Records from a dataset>
::::::::::

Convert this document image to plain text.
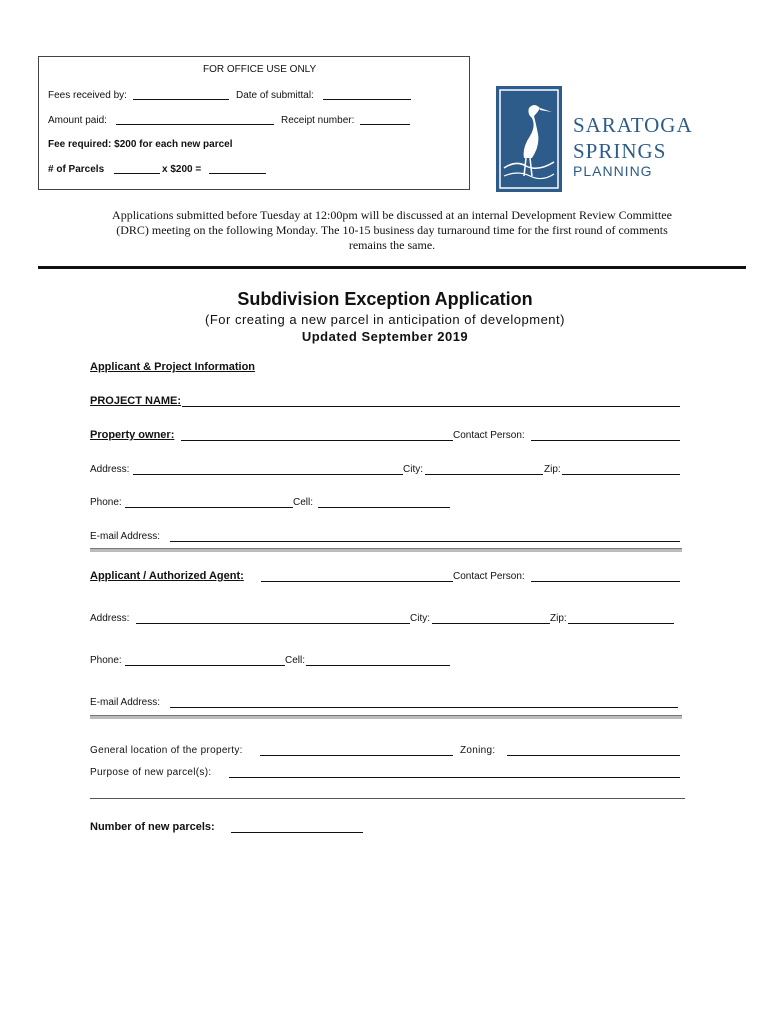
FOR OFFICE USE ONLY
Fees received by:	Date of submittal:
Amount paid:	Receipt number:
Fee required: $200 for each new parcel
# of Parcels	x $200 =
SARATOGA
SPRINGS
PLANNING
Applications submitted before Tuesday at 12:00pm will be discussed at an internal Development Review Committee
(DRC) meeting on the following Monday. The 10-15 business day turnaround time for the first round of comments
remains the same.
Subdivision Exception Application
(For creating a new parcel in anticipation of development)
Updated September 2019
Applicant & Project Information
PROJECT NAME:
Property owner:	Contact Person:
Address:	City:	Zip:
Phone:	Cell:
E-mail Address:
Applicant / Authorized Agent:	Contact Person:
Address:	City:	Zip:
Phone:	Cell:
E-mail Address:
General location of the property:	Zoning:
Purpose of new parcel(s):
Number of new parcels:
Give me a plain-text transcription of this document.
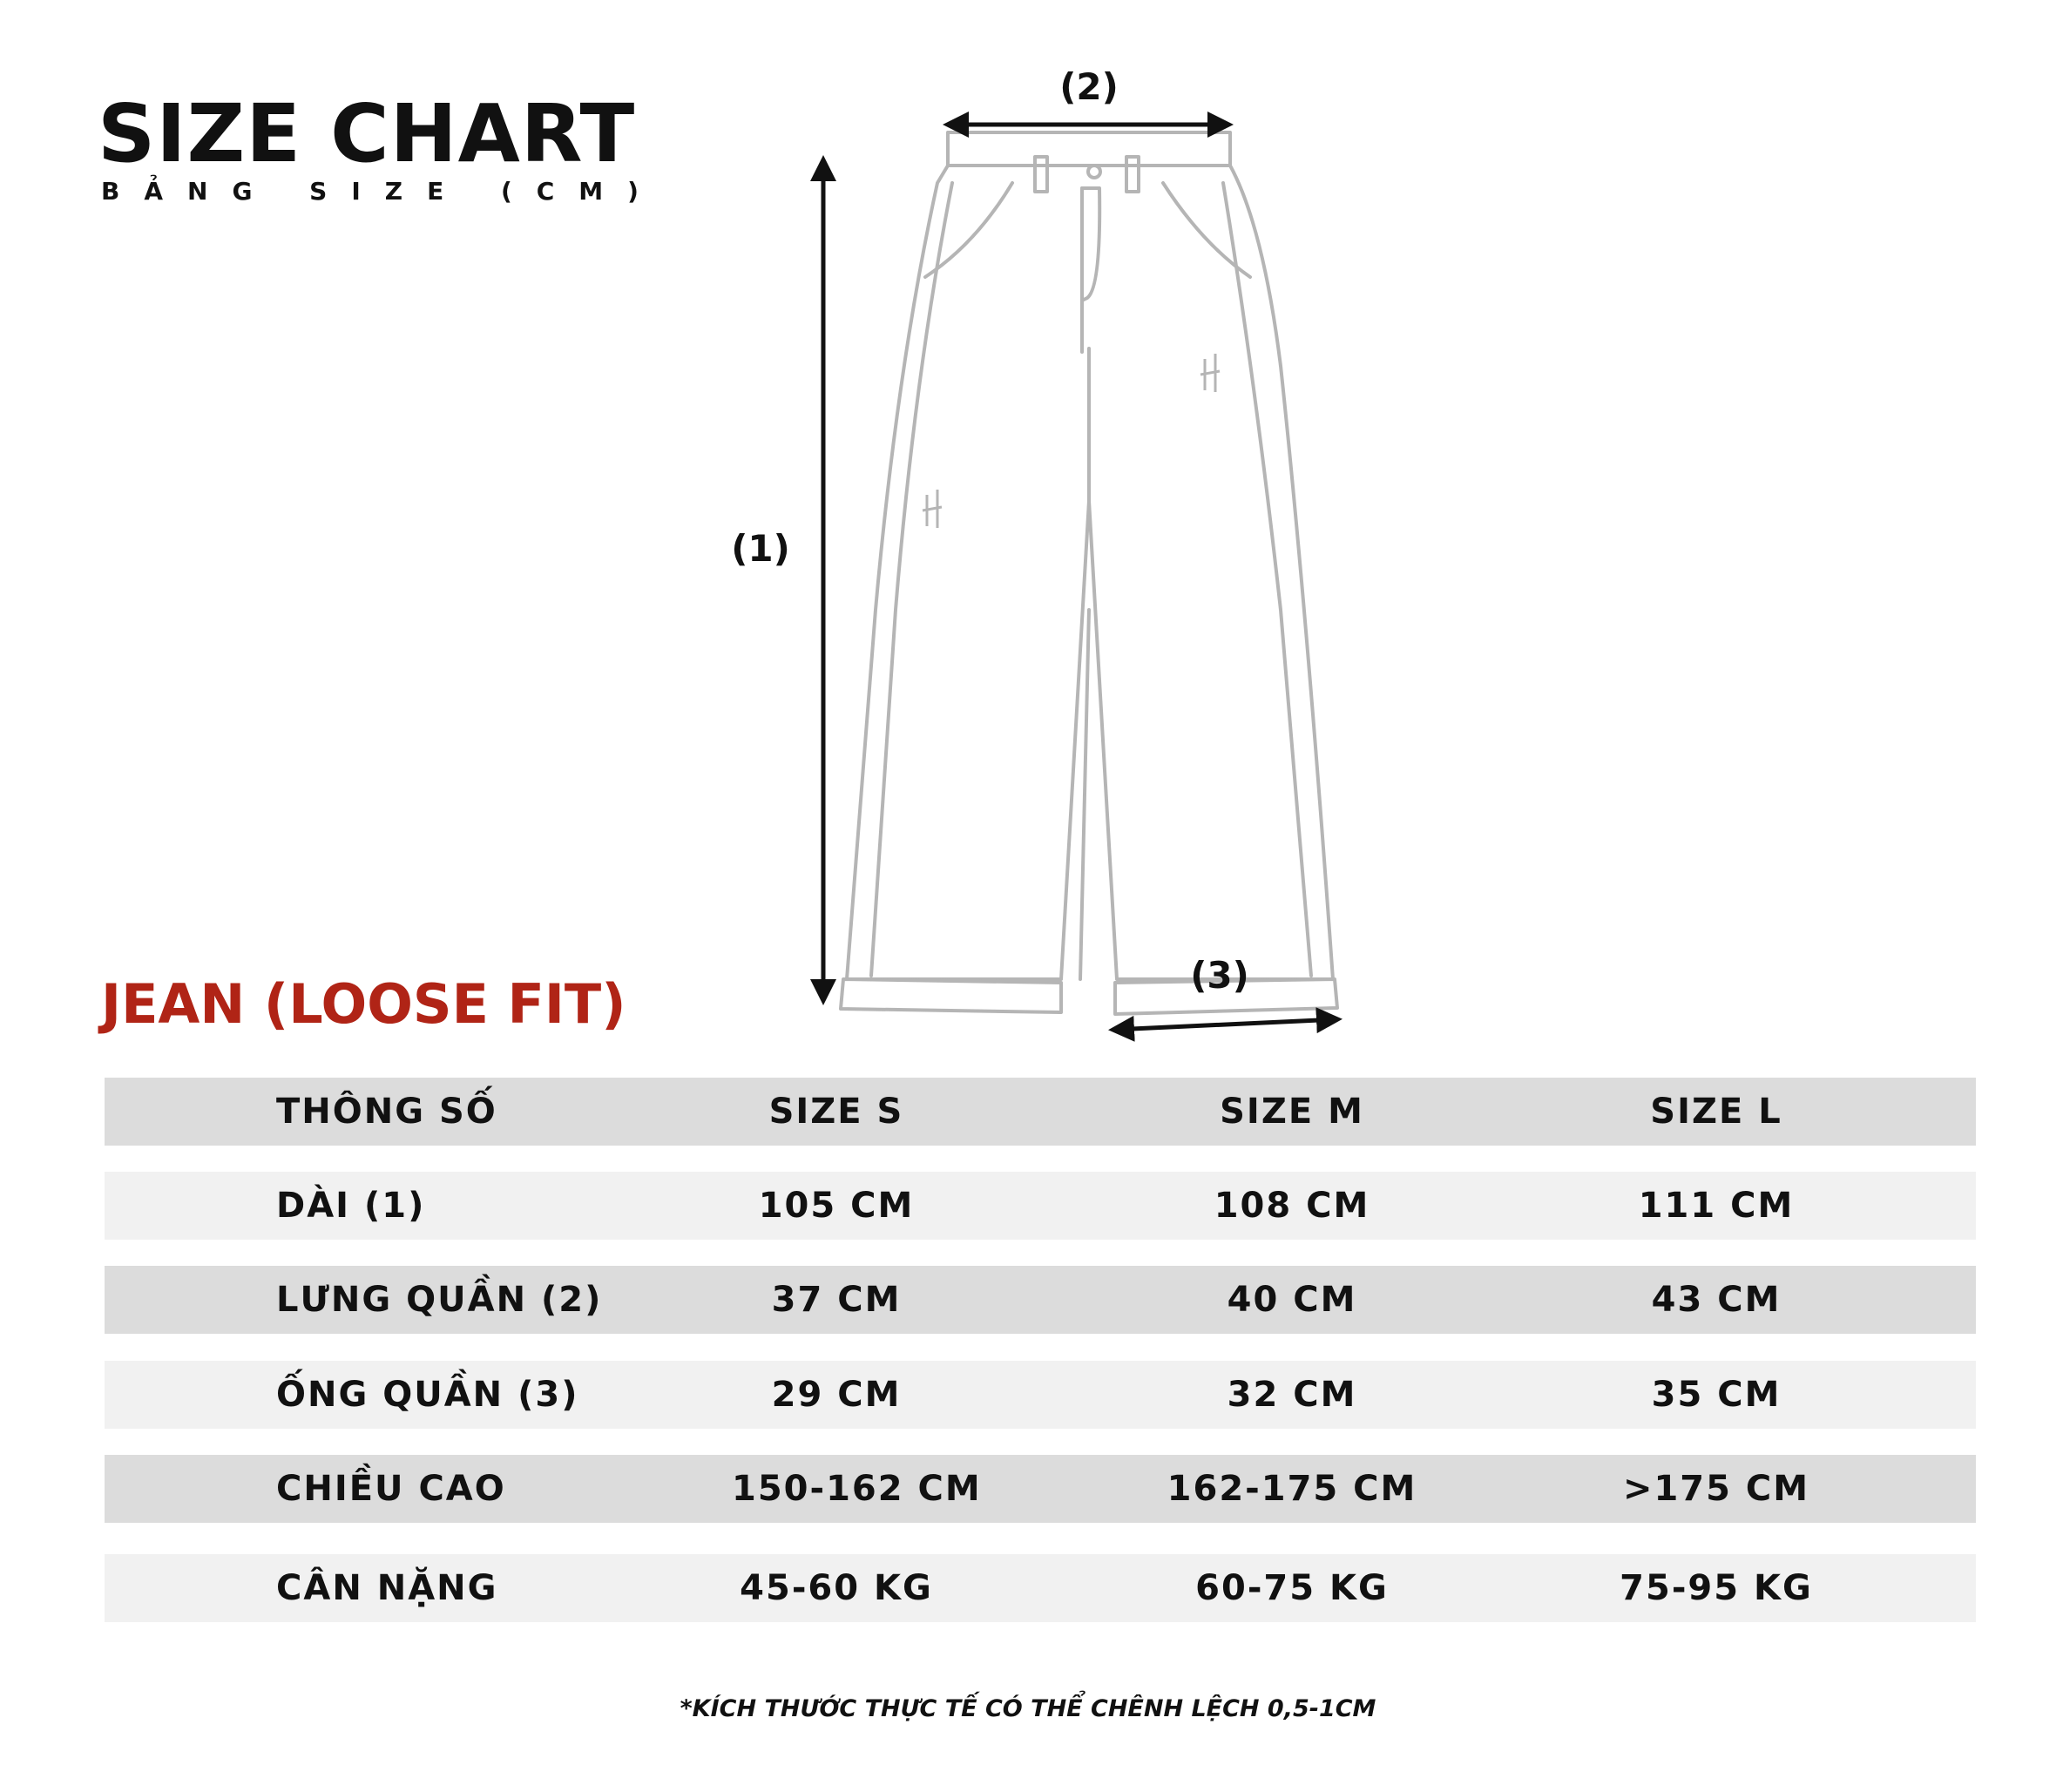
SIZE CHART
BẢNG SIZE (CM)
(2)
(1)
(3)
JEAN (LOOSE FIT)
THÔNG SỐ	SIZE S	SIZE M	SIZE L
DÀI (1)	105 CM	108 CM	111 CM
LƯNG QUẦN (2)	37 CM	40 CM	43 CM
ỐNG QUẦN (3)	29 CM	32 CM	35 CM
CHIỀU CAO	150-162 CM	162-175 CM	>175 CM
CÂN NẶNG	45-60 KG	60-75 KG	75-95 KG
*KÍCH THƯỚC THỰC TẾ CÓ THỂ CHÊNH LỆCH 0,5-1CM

::::::::::

Directions> Extract the entries in full, exactly as they are, minus the pictures.

Correct answer>
Convert this document image to plain text.
FOR OFFICE USE ONLY
Fees received by:	Date of submittal:
Amount paid:	Receipt number:
Fee required: $200 for each new parcel
# of Parcels	x $200 =
SARATOGA
SPRINGS
PLANNING
Applications submitted before Tuesday at 12:00pm will be discussed at an internal Development Review Committee
(DRC) meeting on the following Monday. The 10-15 business day turnaround time for the first round of comments
remains the same.
Subdivision Exception Application
(For creating a new parcel in anticipation of development)
Updated September 2019
Applicant & Project Information
PROJECT NAME:
Property owner:	Contact Person:
Address:	City:	Zip:
Phone:	Cell:
E-mail Address:
Applicant / Authorized Agent:	Contact Person:
Address:	City:	Zip:
Phone:	Cell:
E-mail Address:
General location of the property:	Zoning:
Purpose of new parcel(s):
Number of new parcels:
Give me a plain-text transcription of this document.
SIZE CHART
BẢNG SIZE (CM)
(2)
(1)
(3)
JEAN (LOOSE FIT)
THÔNG SỐ	SIZE S	SIZE M	SIZE L
DÀI (1)	105 CM	108 CM	111 CM
LƯNG QUẦN (2)	37 CM	40 CM	43 CM
ỐNG QUẦN (3)	29 CM	32 CM	35 CM
CHIỀU CAO	150-162 CM	162-175 CM	>175 CM
CÂN NẶNG	45-60 KG	60-75 KG	75-95 KG
*KÍCH THƯỚC THỰC TẾ CÓ THỂ CHÊNH LỆCH 0,5-1CM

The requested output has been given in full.